Exercise brief –
Show every line in the records below that contains the word "beautifully".

Exercise data –
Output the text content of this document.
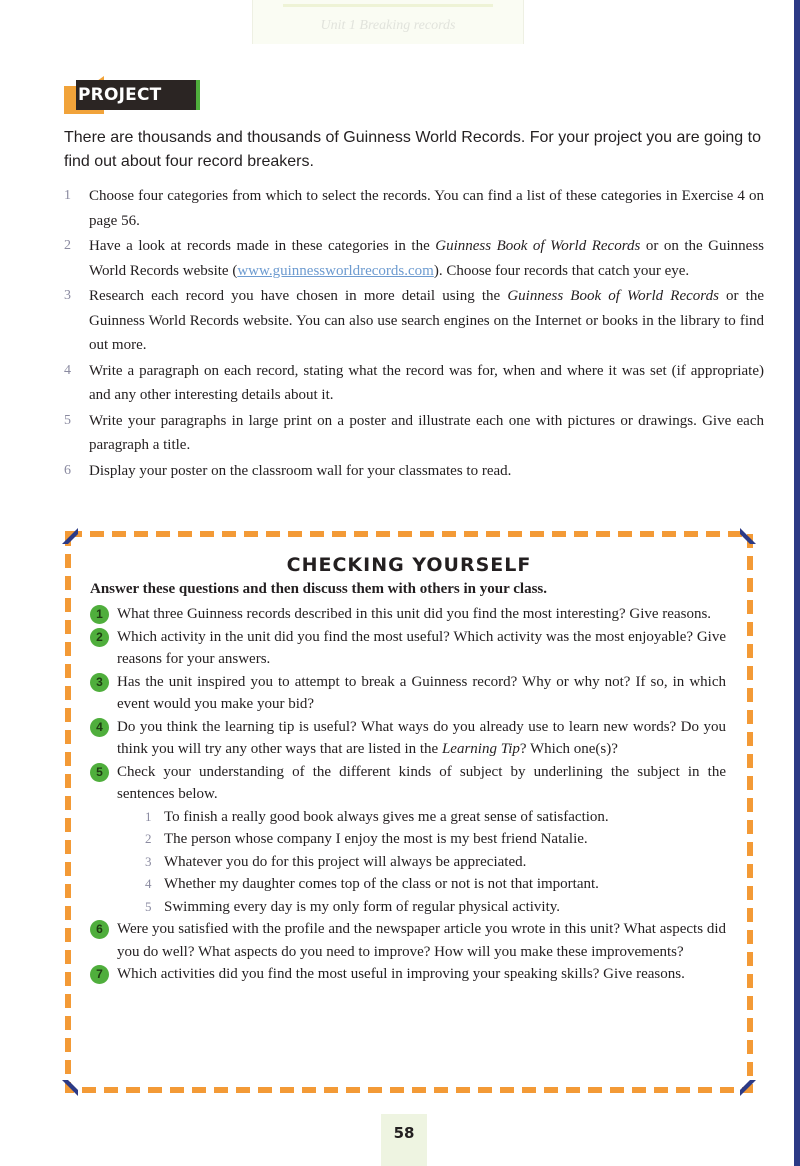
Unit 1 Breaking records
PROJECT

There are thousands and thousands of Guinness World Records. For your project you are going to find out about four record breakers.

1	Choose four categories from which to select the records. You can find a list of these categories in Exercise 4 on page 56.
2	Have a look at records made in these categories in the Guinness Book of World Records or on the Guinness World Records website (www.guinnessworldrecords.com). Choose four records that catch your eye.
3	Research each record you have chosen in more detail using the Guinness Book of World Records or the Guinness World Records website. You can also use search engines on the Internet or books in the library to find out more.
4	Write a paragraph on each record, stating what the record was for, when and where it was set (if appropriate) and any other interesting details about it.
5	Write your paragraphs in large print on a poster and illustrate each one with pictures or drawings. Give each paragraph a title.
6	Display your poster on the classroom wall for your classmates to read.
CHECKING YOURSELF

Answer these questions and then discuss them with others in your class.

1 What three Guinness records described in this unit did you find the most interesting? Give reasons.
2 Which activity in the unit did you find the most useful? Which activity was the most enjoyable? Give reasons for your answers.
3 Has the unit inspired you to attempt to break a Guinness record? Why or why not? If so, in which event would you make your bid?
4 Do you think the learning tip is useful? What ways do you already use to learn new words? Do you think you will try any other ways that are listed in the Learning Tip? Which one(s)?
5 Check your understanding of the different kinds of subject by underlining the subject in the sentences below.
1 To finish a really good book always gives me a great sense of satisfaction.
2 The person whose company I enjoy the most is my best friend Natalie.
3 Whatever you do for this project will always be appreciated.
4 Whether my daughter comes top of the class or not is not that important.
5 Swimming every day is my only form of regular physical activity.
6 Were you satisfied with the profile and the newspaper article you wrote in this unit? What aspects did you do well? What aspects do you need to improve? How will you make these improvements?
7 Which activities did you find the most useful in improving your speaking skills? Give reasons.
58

* * *

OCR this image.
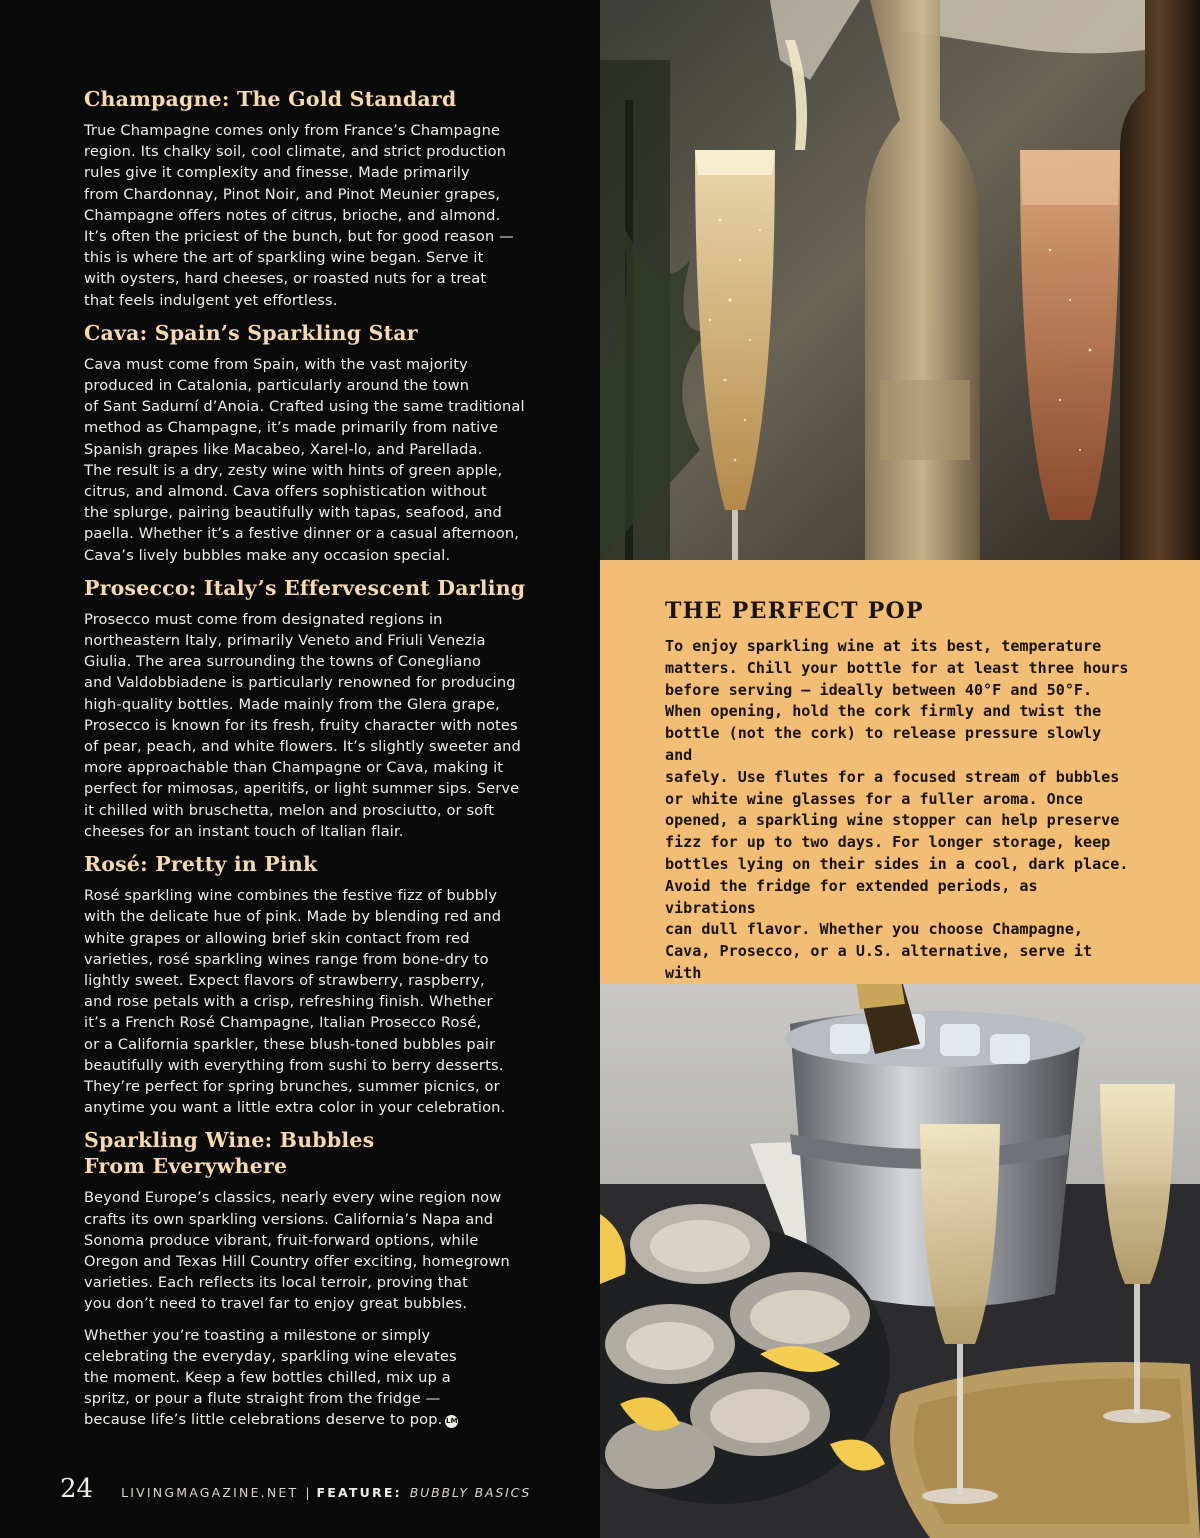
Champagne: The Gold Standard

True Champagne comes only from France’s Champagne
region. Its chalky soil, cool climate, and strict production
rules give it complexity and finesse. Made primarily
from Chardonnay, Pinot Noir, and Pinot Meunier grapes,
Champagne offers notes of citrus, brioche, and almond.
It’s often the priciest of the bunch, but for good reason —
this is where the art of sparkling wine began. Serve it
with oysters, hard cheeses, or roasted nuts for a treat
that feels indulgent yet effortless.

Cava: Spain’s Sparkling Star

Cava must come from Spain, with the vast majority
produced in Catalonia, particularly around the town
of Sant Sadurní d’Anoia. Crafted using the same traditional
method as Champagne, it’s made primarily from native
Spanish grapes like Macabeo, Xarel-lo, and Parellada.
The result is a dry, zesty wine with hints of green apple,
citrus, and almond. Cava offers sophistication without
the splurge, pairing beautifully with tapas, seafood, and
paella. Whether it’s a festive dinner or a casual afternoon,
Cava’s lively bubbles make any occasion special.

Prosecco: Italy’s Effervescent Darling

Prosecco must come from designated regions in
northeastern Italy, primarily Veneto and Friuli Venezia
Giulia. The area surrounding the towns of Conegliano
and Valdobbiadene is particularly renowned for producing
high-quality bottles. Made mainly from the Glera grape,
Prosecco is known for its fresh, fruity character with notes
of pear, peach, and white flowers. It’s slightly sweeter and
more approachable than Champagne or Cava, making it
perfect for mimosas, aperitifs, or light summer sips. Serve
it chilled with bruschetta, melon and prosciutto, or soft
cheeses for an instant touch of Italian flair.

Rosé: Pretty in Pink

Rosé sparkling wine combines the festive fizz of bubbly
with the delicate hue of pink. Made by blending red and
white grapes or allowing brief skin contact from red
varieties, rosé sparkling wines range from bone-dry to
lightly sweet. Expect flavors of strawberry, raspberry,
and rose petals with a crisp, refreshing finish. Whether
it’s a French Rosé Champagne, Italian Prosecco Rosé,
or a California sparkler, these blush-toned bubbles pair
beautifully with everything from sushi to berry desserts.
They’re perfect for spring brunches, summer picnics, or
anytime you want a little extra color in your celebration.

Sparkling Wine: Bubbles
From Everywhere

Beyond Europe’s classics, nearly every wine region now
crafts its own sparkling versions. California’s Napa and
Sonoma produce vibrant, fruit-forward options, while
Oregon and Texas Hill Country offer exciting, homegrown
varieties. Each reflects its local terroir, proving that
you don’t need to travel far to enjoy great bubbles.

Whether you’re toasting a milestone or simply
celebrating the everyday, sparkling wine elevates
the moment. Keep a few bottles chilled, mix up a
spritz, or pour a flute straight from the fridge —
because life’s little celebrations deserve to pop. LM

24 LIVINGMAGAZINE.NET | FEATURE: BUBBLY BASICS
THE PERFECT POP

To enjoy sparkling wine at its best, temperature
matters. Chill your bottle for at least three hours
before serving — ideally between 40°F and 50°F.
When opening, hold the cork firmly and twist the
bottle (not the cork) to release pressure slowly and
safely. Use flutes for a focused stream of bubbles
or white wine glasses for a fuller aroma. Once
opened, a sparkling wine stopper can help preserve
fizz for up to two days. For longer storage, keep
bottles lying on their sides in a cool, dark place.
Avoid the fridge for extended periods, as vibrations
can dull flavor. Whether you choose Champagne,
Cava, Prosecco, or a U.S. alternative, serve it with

Written answer –
the splurge, pairing beautifully with tapas, seafood, and
beautifully with everything from sushi to berry desserts.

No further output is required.